_Material shown_:
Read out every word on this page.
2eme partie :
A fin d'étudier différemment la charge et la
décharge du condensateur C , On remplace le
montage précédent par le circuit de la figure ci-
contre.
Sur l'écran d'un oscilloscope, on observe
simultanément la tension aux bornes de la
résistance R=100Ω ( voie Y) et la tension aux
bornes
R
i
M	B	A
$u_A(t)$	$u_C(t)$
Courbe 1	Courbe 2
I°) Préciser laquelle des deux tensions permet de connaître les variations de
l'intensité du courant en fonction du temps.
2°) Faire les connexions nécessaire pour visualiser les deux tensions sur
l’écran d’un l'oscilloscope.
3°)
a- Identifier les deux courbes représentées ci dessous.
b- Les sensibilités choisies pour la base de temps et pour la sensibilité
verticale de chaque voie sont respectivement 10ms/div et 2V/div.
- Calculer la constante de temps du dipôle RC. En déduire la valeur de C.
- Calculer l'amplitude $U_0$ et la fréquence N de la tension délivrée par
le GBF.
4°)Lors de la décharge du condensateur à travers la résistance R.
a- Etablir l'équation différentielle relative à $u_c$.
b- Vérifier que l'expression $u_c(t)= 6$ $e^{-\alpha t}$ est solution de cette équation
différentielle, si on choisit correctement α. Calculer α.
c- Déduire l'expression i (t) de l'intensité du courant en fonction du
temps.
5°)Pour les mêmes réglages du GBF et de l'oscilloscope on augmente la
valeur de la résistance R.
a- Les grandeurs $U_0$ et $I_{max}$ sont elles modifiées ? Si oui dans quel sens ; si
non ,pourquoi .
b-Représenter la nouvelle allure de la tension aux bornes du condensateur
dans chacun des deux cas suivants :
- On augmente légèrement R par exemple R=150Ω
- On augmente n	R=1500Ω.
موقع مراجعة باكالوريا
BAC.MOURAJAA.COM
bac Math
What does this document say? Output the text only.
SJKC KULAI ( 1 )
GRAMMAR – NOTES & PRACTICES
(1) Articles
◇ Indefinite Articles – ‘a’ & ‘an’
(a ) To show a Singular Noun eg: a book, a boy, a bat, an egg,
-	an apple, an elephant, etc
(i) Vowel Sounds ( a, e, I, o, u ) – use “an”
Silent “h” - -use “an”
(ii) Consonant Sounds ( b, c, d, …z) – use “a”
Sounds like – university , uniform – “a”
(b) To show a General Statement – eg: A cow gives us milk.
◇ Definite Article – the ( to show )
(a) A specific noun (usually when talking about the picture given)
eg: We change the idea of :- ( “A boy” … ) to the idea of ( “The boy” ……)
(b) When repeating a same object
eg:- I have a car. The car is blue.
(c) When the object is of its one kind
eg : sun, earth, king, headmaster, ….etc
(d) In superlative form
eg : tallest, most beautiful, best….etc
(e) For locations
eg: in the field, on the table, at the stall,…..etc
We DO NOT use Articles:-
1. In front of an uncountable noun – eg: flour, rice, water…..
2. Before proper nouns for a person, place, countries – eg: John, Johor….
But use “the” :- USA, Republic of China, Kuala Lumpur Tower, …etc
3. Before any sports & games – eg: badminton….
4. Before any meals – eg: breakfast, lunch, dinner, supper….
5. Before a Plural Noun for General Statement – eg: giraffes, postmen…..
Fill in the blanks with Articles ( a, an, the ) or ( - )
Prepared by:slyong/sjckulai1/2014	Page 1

==

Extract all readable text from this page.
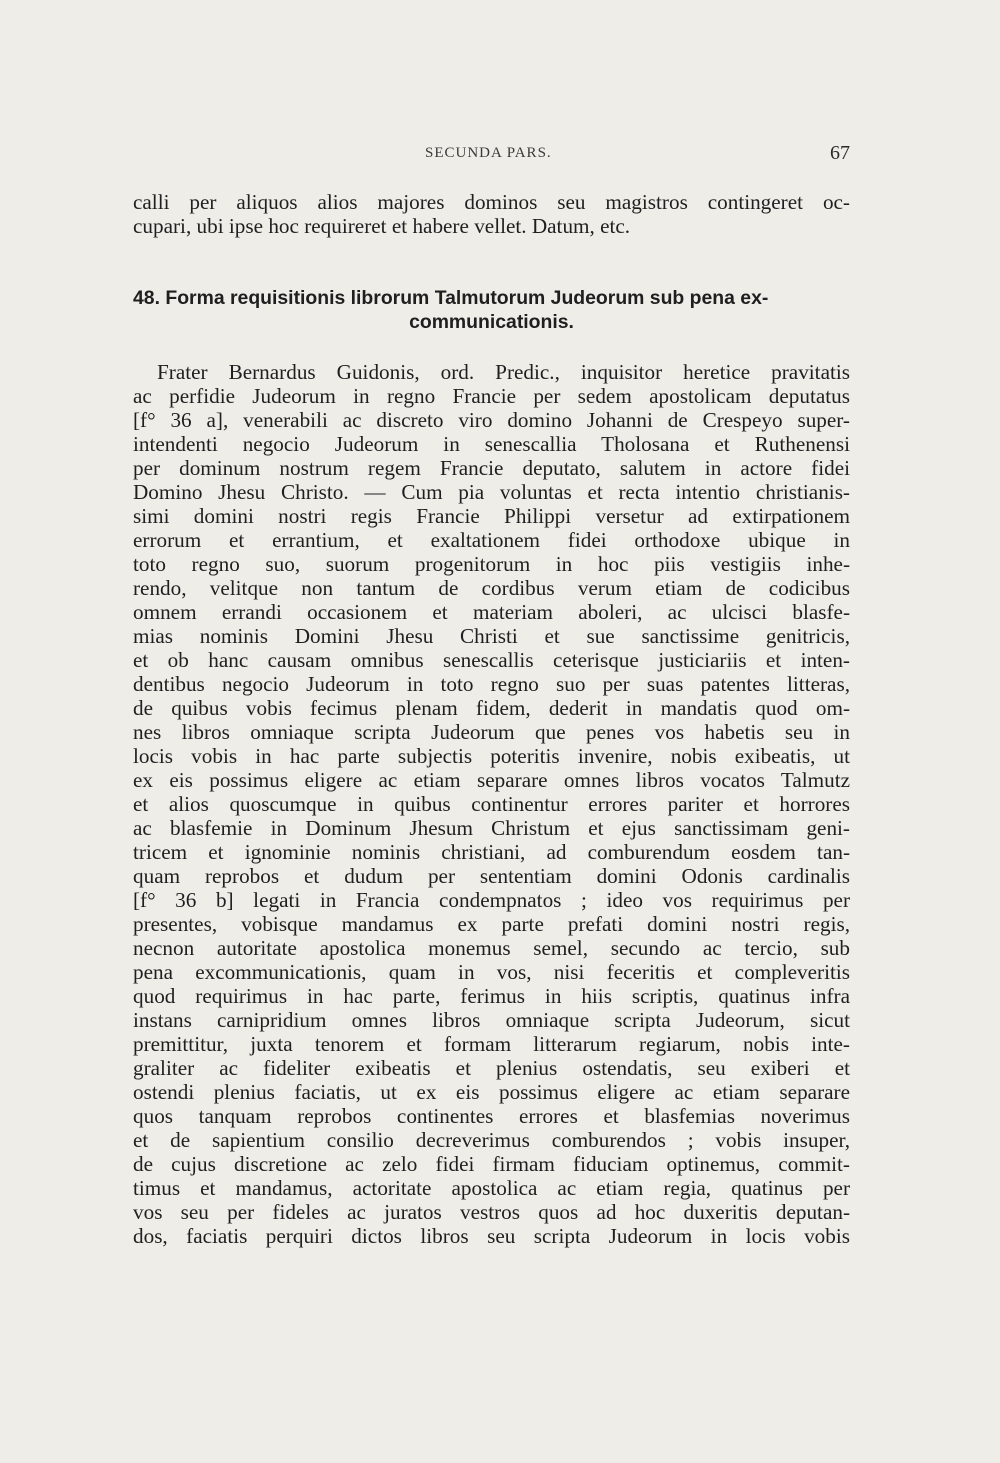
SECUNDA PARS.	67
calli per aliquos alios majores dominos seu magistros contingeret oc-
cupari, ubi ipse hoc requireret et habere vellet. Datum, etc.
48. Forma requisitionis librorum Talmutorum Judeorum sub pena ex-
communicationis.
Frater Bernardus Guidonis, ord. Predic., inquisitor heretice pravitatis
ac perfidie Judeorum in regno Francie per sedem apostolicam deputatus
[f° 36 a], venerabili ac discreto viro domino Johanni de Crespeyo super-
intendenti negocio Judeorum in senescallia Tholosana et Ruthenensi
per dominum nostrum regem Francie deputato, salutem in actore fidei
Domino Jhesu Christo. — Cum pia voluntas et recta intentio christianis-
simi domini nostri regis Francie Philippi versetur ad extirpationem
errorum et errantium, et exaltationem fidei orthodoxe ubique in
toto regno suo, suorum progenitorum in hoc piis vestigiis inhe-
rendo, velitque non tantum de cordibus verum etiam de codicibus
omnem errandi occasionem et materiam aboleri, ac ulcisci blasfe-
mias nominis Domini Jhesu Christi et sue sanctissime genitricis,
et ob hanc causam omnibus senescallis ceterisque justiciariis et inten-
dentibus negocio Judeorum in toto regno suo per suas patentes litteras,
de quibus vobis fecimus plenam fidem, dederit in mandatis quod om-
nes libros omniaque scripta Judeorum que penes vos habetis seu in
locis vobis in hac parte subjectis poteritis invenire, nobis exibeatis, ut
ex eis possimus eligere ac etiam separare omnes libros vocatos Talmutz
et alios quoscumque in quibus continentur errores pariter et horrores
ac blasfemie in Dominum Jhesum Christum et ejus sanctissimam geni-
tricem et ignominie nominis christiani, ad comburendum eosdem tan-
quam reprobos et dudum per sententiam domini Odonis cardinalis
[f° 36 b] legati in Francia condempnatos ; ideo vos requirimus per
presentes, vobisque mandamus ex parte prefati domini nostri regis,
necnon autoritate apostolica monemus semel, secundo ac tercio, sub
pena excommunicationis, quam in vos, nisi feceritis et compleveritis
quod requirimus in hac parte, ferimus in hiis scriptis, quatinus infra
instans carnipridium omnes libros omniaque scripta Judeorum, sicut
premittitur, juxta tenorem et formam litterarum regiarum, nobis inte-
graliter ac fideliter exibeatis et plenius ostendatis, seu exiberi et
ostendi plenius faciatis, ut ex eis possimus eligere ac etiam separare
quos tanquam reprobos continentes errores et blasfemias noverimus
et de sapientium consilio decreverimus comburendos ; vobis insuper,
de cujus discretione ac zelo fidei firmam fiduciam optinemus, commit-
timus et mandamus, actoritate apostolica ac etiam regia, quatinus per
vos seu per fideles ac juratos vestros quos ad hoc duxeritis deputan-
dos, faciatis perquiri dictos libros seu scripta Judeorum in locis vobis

_Exercise description_:
Locate the word "temps" in the records and collect each line it appears in.

_Task solution_:
l'intensité du courant en fonction du temps.
b- Les sensibilités choisies pour la base de temps et pour la sensibilité
- Calculer la constante de temps du dipôle RC. En déduire la valeur de C.
temps.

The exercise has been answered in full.